**Provided information**
==========
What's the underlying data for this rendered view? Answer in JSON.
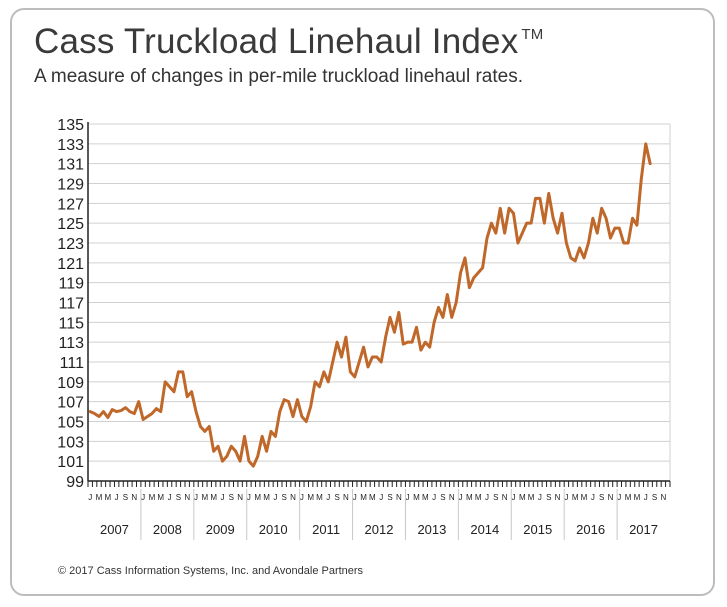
{
  "title": "Cass Truckload Linehaul Index",
  "trademark": "TM",
  "subtitle": "A measure of changes in per-mile truckload linehaul rates.",
  "copyright": "© 2017 Cass Information Systems, Inc. and Avondale Partners",
  "colors": {
    "line": "#c0672a",
    "grid": "#d0d0d0",
    "axis": "#222222"
  },
  "chart_data": {
    "type": "line",
    "title": "Cass Truckload Linehaul Index",
    "subtitle": "A measure of changes in per-mile truckload linehaul rates.",
    "xlabel": "",
    "ylabel": "",
    "ylim": [
      99,
      135
    ],
    "yticks": [
      99,
      101,
      103,
      105,
      107,
      109,
      111,
      113,
      115,
      117,
      119,
      121,
      123,
      125,
      127,
      129,
      131,
      133,
      135
    ],
    "grid": true,
    "month_labels": [
      "J",
      "M",
      "M",
      "J",
      "S",
      "N"
    ],
    "years": [
      "2007",
      "2008",
      "2009",
      "2010",
      "2011",
      "2012",
      "2013",
      "2014",
      "2015",
      "2016",
      "2017"
    ],
    "x_start": "2007-01",
    "x_end": "2017-12",
    "series": [
      {
        "values": [
          106.0,
          105.8,
          105.5,
          106.0,
          105.4,
          106.2,
          106.0,
          106.1,
          106.4,
          106.0,
          105.8,
          107.0,
          105.2,
          105.5,
          105.8,
          106.3,
          106.0,
          109.0,
          108.5,
          108.0,
          110.0,
          110.0,
          107.5,
          108.0,
          106.0,
          104.5,
          104.0,
          104.5,
          102.0,
          102.5,
          101.0,
          101.5,
          102.5,
          102.0,
          101.0,
          103.5,
          101.0,
          100.5,
          101.5,
          103.5,
          102.0,
          104.0,
          103.5,
          106.0,
          107.2,
          107.0,
          105.5,
          107.2,
          105.5,
          105.0,
          106.5,
          109.0,
          108.5,
          110.0,
          109.0,
          111.0,
          113.0,
          111.5,
          113.5,
          110.0,
          109.5,
          111.0,
          112.5,
          110.5,
          111.5,
          111.5,
          111.0,
          113.5,
          115.5,
          114.0,
          116.0,
          112.8,
          113.0,
          113.0,
          114.5,
          112.2,
          113.0,
          112.5,
          115.0,
          116.5,
          115.5,
          117.8,
          115.5,
          117.0,
          120.0,
          121.5,
          118.5,
          119.5,
          120.0,
          120.5,
          123.5,
          125.0,
          124.0,
          126.5,
          124.0,
          126.5,
          126.0,
          123.0,
          124.0,
          125.0,
          125.0,
          127.5,
          127.5,
          125.0,
          128.0,
          125.5,
          124.0,
          126.0,
          123.0,
          121.5,
          121.2,
          122.5,
          121.5,
          123.0,
          125.5,
          124.0,
          126.5,
          125.5,
          123.5,
          124.5,
          124.5,
          123.0,
          123.0,
          125.5,
          124.8,
          129.5,
          133.0,
          131.0
        ]
      }
    ]
  }
}
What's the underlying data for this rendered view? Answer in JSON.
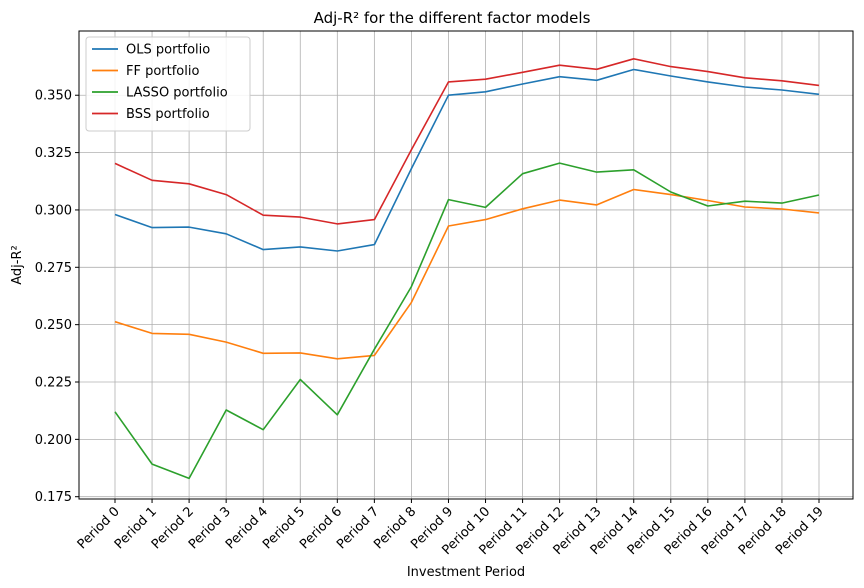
==========
**The request**
Repeat all the records above exactly, leaving out any pictures.

**Response to the task**
What's the underlying data for this rendered view? Answer in JSON.
{
  "title": "Cass Truckload Linehaul Index",
  "trademark": "TM",
  "subtitle": "A measure of changes in per-mile truckload linehaul rates.",
  "copyright": "© 2017 Cass Information Systems, Inc. and Avondale Partners",
  "colors": {
    "line": "#c0672a",
    "grid": "#d0d0d0",
    "axis": "#222222"
  },
  "chart_data": {
    "type": "line",
    "title": "Cass Truckload Linehaul Index",
    "subtitle": "A measure of changes in per-mile truckload linehaul rates.",
    "xlabel": "",
    "ylabel": "",
    "ylim": [
      99,
      135
    ],
    "yticks": [
      99,
      101,
      103,
      105,
      107,
      109,
      111,
      113,
      115,
      117,
      119,
      121,
      123,
      125,
      127,
      129,
      131,
      133,
      135
    ],
    "grid": true,
    "month_labels": [
      "J",
      "M",
      "M",
      "J",
      "S",
      "N"
    ],
    "years": [
      "2007",
      "2008",
      "2009",
      "2010",
      "2011",
      "2012",
      "2013",
      "2014",
      "2015",
      "2016",
      "2017"
    ],
    "x_start": "2007-01",
    "x_end": "2017-12",
    "series": [
      {
        "values": [
          106.0,
          105.8,
          105.5,
          106.0,
          105.4,
          106.2,
          106.0,
          106.1,
          106.4,
          106.0,
          105.8,
          107.0,
          105.2,
          105.5,
          105.8,
          106.3,
          106.0,
          109.0,
          108.5,
          108.0,
          110.0,
          110.0,
          107.5,
          108.0,
          106.0,
          104.5,
          104.0,
          104.5,
          102.0,
          102.5,
          101.0,
          101.5,
          102.5,
          102.0,
          101.0,
          103.5,
          101.0,
          100.5,
          101.5,
          103.5,
          102.0,
          104.0,
          103.5,
          106.0,
          107.2,
          107.0,
          105.5,
          107.2,
          105.5,
          105.0,
          106.5,
          109.0,
          108.5,
          110.0,
          109.0,
          111.0,
          113.0,
          111.5,
          113.5,
          110.0,
          109.5,
          111.0,
          112.5,
          110.5,
          111.5,
          111.5,
          111.0,
          113.5,
          115.5,
          114.0,
          116.0,
          112.8,
          113.0,
          113.0,
          114.5,
          112.2,
          113.0,
          112.5,
          115.0,
          116.5,
          115.5,
          117.8,
          115.5,
          117.0,
          120.0,
          121.5,
          118.5,
          119.5,
          120.0,
          120.5,
          123.5,
          125.0,
          124.0,
          126.5,
          124.0,
          126.5,
          126.0,
          123.0,
          124.0,
          125.0,
          125.0,
          127.5,
          127.5,
          125.0,
          128.0,
          125.5,
          124.0,
          126.0,
          123.0,
          121.5,
          121.2,
          122.5,
          121.5,
          123.0,
          125.5,
          124.0,
          126.5,
          125.5,
          123.5,
          124.5,
          124.5,
          123.0,
          123.0,
          125.5,
          124.8,
          129.5,
          133.0,
          131.0
        ]
      }
    ]
  }
}
What's the underlying data for this rendered view? Answer in JSON.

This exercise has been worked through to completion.